_Data for this task_
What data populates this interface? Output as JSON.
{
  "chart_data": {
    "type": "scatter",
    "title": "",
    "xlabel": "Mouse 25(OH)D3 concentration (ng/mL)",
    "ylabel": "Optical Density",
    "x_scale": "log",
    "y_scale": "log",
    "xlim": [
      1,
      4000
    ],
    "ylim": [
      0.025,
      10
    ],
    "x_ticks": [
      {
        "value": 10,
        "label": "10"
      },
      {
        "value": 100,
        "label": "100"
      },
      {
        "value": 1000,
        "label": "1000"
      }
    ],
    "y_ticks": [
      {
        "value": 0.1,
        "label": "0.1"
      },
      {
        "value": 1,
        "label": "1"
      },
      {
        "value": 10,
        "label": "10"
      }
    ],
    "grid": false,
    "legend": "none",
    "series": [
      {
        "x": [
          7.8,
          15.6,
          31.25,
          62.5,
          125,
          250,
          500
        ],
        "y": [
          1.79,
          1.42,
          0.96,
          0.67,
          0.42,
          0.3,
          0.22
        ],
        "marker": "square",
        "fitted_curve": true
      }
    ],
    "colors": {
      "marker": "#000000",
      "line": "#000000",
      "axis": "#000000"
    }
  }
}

* * *

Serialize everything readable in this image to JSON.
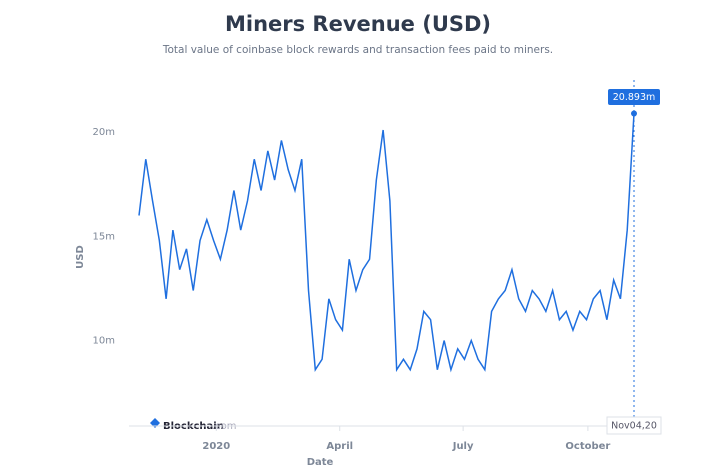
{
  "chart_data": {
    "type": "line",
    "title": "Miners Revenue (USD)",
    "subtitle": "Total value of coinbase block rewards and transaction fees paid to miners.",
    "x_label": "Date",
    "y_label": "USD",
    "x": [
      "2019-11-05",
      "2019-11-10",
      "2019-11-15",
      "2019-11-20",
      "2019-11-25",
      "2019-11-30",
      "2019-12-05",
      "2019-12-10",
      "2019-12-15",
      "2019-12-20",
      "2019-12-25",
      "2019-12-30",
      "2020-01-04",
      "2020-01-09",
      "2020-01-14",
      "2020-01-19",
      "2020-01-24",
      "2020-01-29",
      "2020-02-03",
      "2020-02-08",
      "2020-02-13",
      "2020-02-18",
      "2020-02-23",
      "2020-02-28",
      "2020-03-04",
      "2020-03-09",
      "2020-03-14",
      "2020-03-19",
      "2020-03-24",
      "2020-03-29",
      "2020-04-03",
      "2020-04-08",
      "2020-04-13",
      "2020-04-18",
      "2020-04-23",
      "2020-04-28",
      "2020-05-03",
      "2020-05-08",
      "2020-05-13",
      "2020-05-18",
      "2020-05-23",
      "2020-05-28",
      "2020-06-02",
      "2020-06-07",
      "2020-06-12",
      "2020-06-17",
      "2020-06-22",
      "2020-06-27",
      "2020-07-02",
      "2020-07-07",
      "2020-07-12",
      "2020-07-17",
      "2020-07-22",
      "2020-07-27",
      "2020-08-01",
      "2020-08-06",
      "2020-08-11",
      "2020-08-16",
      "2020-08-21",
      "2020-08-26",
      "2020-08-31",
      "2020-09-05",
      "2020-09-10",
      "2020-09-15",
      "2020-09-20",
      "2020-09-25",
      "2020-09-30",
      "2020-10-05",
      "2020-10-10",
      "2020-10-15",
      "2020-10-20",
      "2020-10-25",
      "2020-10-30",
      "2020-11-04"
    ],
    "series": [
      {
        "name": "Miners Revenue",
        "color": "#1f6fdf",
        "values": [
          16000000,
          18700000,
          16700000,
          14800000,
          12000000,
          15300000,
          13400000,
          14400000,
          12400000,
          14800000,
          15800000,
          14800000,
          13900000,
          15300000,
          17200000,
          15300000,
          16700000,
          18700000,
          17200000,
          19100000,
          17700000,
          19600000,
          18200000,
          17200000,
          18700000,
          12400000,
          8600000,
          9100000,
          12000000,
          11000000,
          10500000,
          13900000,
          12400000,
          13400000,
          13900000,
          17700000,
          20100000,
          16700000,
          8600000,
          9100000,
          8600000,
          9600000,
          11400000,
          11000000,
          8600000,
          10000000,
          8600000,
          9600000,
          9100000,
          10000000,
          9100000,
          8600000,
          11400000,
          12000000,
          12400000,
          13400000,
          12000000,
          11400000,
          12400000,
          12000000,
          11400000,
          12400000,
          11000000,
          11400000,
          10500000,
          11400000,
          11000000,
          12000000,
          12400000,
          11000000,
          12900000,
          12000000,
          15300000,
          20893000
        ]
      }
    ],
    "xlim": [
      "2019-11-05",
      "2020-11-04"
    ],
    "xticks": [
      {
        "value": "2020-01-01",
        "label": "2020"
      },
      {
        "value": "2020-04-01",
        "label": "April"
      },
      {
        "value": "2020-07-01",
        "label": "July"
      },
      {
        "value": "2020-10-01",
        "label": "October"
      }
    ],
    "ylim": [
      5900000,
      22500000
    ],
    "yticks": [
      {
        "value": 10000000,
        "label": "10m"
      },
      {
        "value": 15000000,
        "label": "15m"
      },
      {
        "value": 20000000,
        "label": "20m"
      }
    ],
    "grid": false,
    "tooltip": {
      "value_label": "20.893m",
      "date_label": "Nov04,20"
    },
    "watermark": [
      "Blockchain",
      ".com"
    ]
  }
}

---

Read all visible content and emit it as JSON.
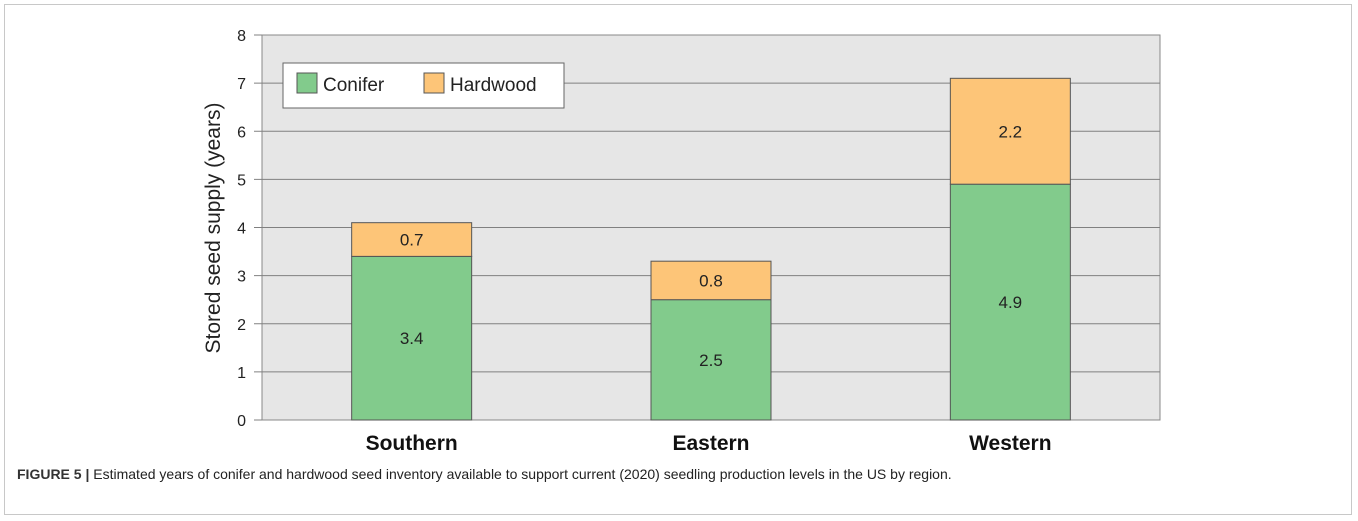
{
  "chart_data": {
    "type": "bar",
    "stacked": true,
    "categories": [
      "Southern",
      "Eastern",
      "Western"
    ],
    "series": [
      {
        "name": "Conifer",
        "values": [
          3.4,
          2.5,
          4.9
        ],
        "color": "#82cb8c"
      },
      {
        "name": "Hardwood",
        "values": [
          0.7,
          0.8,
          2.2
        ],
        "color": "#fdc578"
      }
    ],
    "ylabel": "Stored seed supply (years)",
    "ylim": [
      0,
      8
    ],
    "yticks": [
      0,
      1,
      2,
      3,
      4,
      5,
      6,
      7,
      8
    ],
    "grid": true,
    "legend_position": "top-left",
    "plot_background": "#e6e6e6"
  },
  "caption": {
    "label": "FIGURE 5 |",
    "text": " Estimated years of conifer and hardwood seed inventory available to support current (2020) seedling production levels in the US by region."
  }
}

_Objective_
Check each line above for the word "true" and copy the ones that have it.

_Completed task_
        "fitted_curve": true
    "stacked": true,
    "grid": true,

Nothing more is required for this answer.